Data tied to figure images =>

:::

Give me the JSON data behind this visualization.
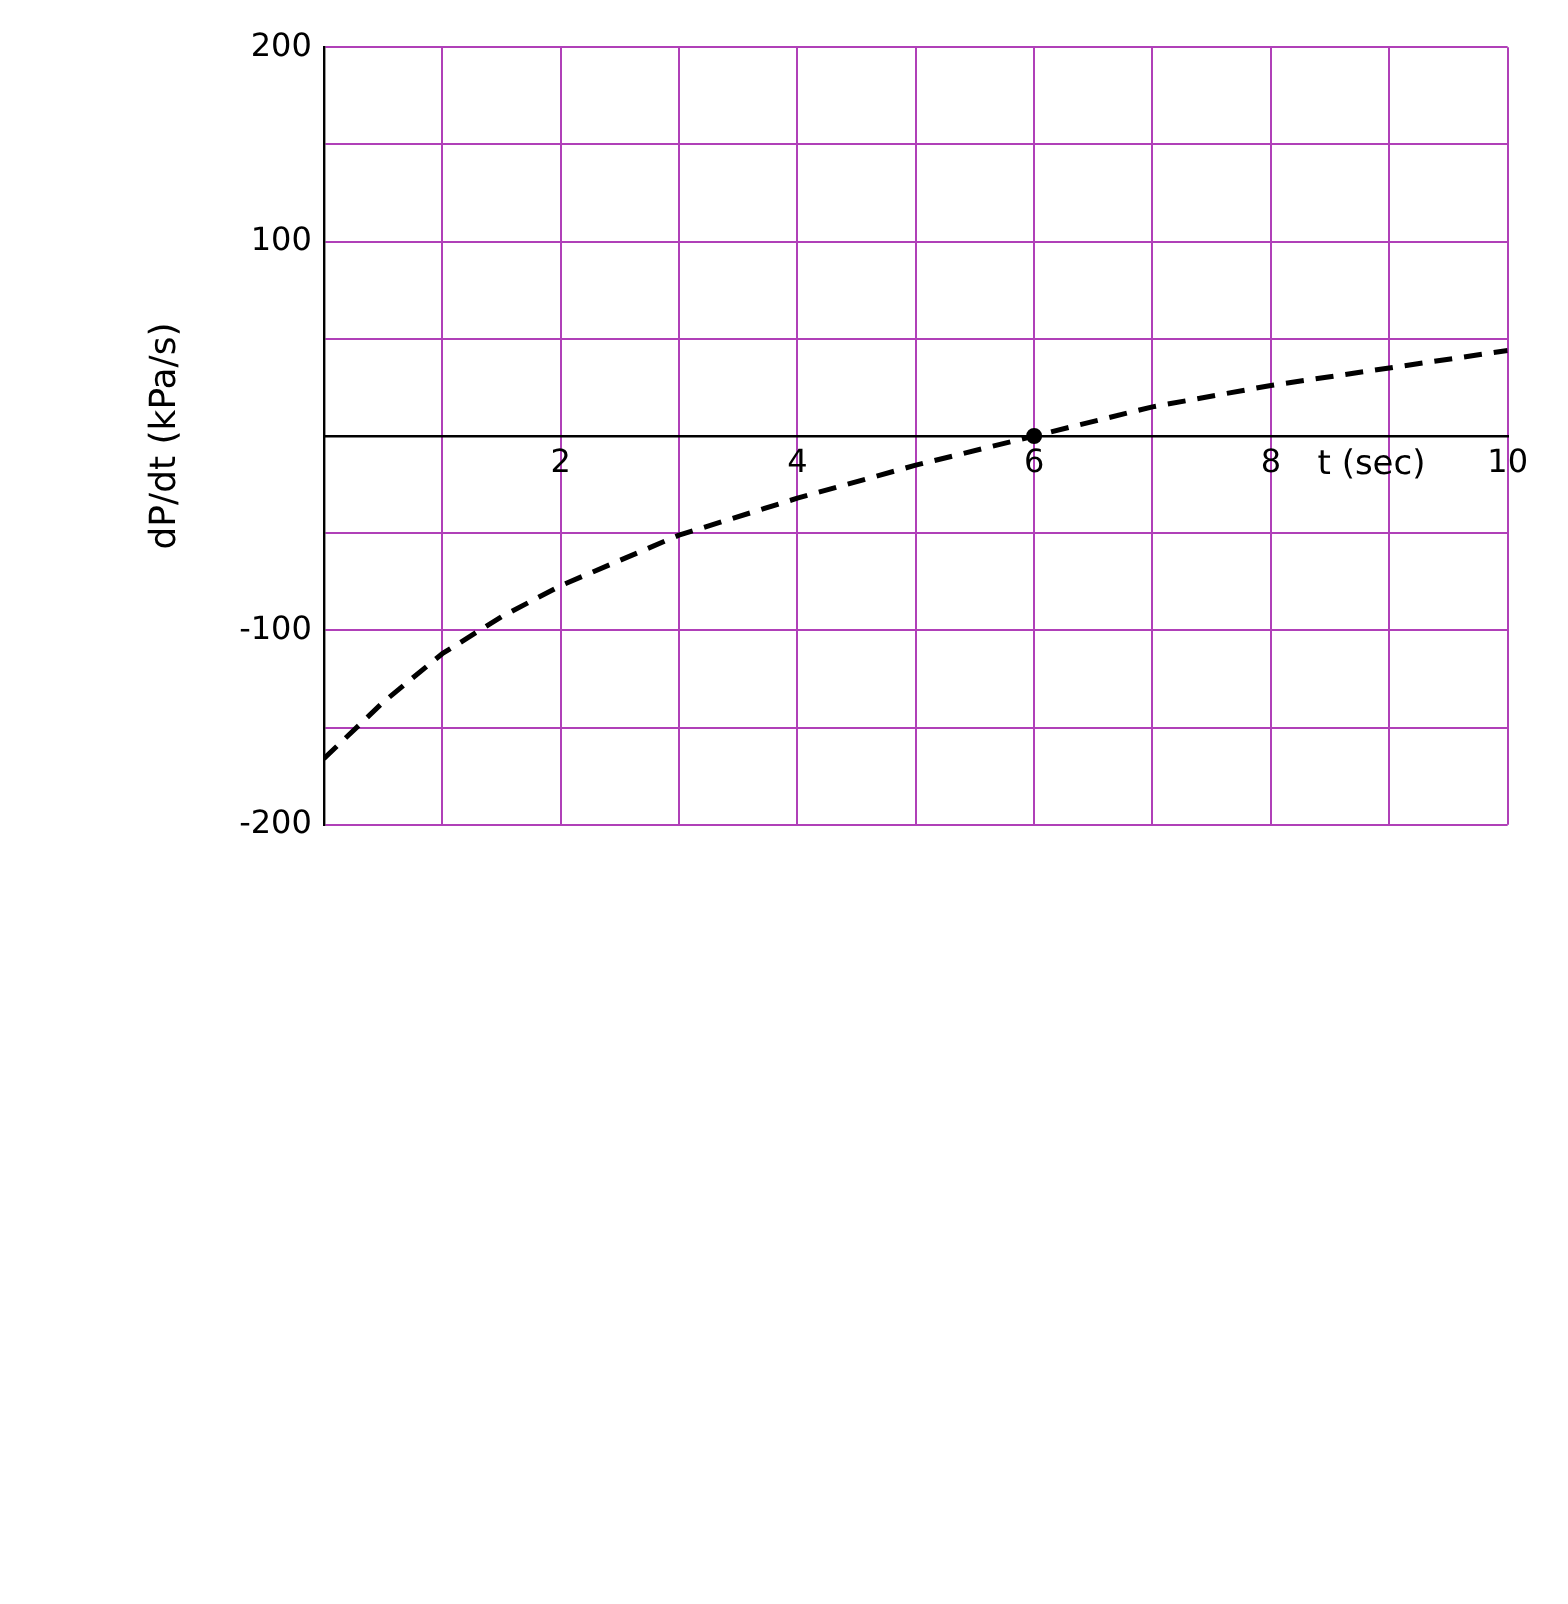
{
  "chart_data": {
    "type": "line",
    "xlabel": "t (sec)",
    "ylabel": "dP/dt (kPa/s)",
    "xlim": [
      0,
      10
    ],
    "xticks": [
      {
        "value": 1,
        "label": null
      },
      2,
      {
        "value": 3,
        "label": null
      },
      4,
      {
        "value": 5,
        "label": null
      },
      6,
      {
        "value": 7,
        "label": null
      },
      8,
      {
        "value": 9,
        "label": null
      },
      10
    ],
    "ylim": [
      -200,
      200
    ],
    "yticks": [
      -200,
      {
        "value": -150,
        "label": null
      },
      -100,
      {
        "value": -50,
        "label": null
      },
      {
        "value": 0,
        "label": null
      },
      {
        "value": 50,
        "label": null
      },
      100,
      {
        "value": 150,
        "label": null
      },
      200
    ],
    "grid": true,
    "series": [
      {
        "color": "#000000",
        "line_style": "dashed",
        "marker": "none",
        "x": [
          0,
          0.5,
          1,
          1.5,
          2,
          3,
          4,
          5,
          6,
          7,
          8,
          9,
          10
        ],
        "values": [
          -166,
          -137,
          -112,
          -93,
          -77,
          -51,
          -32,
          -15,
          0,
          15,
          26,
          35,
          44
        ]
      },
      {
        "type": "scatter",
        "color": "#000000",
        "marker": "circle",
        "x": [
          6
        ],
        "values": [
          0
        ]
      }
    ]
  }
}
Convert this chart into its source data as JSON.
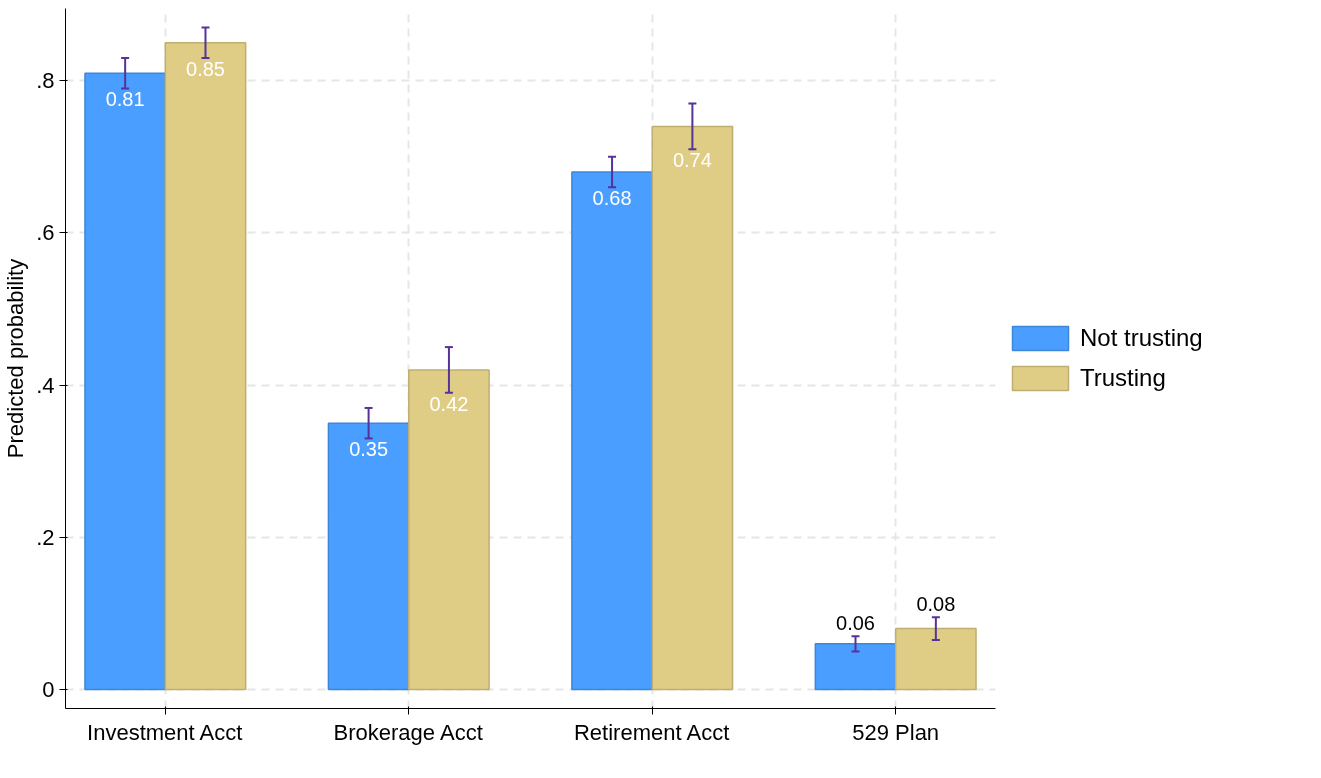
{
  "chart_data": {
    "type": "bar",
    "categories": [
      "Investment Acct",
      "Brokerage Acct",
      "Retirement Acct",
      "529 Plan"
    ],
    "series": [
      {
        "name": "Not trusting",
        "color": "#4a9eff",
        "values": [
          0.81,
          0.35,
          0.68,
          0.06
        ],
        "errors": [
          0.02,
          0.02,
          0.02,
          0.01
        ]
      },
      {
        "name": "Trusting",
        "color": "#e0cd85",
        "values": [
          0.85,
          0.42,
          0.74,
          0.08
        ],
        "errors": [
          0.02,
          0.03,
          0.03,
          0.015
        ]
      }
    ],
    "ylabel": "Predicted probability",
    "ylim": [
      -0.025,
      0.895
    ],
    "yticks": [
      {
        "value": 0,
        "label": "0"
      },
      {
        "value": 0.2,
        "label": ".2"
      },
      {
        "value": 0.4,
        "label": ".4"
      },
      {
        "value": 0.6,
        "label": ".6"
      },
      {
        "value": 0.8,
        "label": ".8"
      }
    ],
    "data_labels": true,
    "grid": true,
    "legend": "right"
  }
}
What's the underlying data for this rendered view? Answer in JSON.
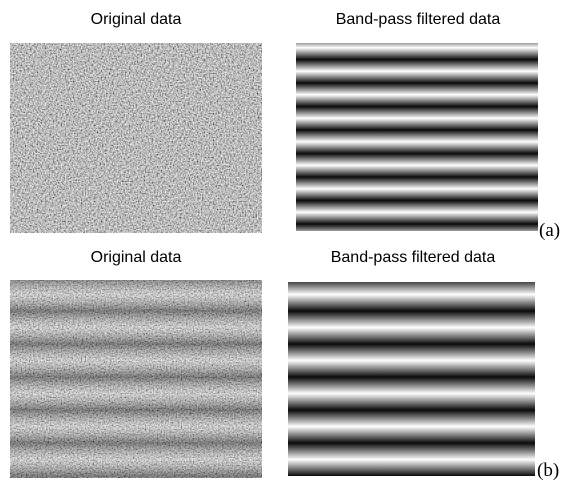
{
  "panels": [
    {
      "left_title": "Original data",
      "right_title": "Band-pass filtered data",
      "label": "(a)"
    },
    {
      "left_title": "Original data",
      "right_title": "Band-pass filtered data",
      "label": "(b)"
    }
  ]
}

:::

Exercise requirements => Give every line back word for word and leave the pictures out.

Result of the task =>
Give me the JSON data behind this visualization.
{
  "chart_data": {
    "type": "line",
    "xlabel": "t (sec)",
    "ylabel": "dP/dt (kPa/s)",
    "xlim": [
      0,
      10
    ],
    "xticks": [
      {
        "value": 1,
        "label": null
      },
      2,
      {
        "value": 3,
        "label": null
      },
      4,
      {
        "value": 5,
        "label": null
      },
      6,
      {
        "value": 7,
        "label": null
      },
      8,
      {
        "value": 9,
        "label": null
      },
      10
    ],
    "ylim": [
      -200,
      200
    ],
    "yticks": [
      -200,
      {
        "value": -150,
        "label": null
      },
      -100,
      {
        "value": -50,
        "label": null
      },
      {
        "value": 0,
        "label": null
      },
      {
        "value": 50,
        "label": null
      },
      100,
      {
        "value": 150,
        "label": null
      },
      200
    ],
    "grid": true,
    "series": [
      {
        "color": "#000000",
        "line_style": "dashed",
        "marker": "none",
        "x": [
          0,
          0.5,
          1,
          1.5,
          2,
          3,
          4,
          5,
          6,
          7,
          8,
          9,
          10
        ],
        "values": [
          -166,
          -137,
          -112,
          -93,
          -77,
          -51,
          -32,
          -15,
          0,
          15,
          26,
          35,
          44
        ]
      },
      {
        "type": "scatter",
        "color": "#000000",
        "marker": "circle",
        "x": [
          6
        ],
        "values": [
          0
        ]
      }
    ]
  }
}
Convert this chart into its source data as JSON.
{
  "chart_data": {
    "type": "bar",
    "categories": [
      "Investment Acct",
      "Brokerage Acct",
      "Retirement Acct",
      "529 Plan"
    ],
    "series": [
      {
        "name": "Not trusting",
        "color": "#4a9eff",
        "values": [
          0.81,
          0.35,
          0.68,
          0.06
        ],
        "errors": [
          0.02,
          0.02,
          0.02,
          0.01
        ]
      },
      {
        "name": "Trusting",
        "color": "#e0cd85",
        "values": [
          0.85,
          0.42,
          0.74,
          0.08
        ],
        "errors": [
          0.02,
          0.03,
          0.03,
          0.015
        ]
      }
    ],
    "ylabel": "Predicted probability",
    "ylim": [
      -0.025,
      0.895
    ],
    "yticks": [
      {
        "value": 0,
        "label": "0"
      },
      {
        "value": 0.2,
        "label": ".2"
      },
      {
        "value": 0.4,
        "label": ".4"
      },
      {
        "value": 0.6,
        "label": ".6"
      },
      {
        "value": 0.8,
        "label": ".8"
      }
    ],
    "data_labels": true,
    "grid": true,
    "legend": "right"
  }
}
What's the underlying data for this rendered view? Answer in JSON.
{
  "panels": [
    {
      "left_title": "Original data",
      "right_title": "Band-pass filtered data",
      "label": "(a)"
    },
    {
      "left_title": "Original data",
      "right_title": "Band-pass filtered data",
      "label": "(b)"
    }
  ]
}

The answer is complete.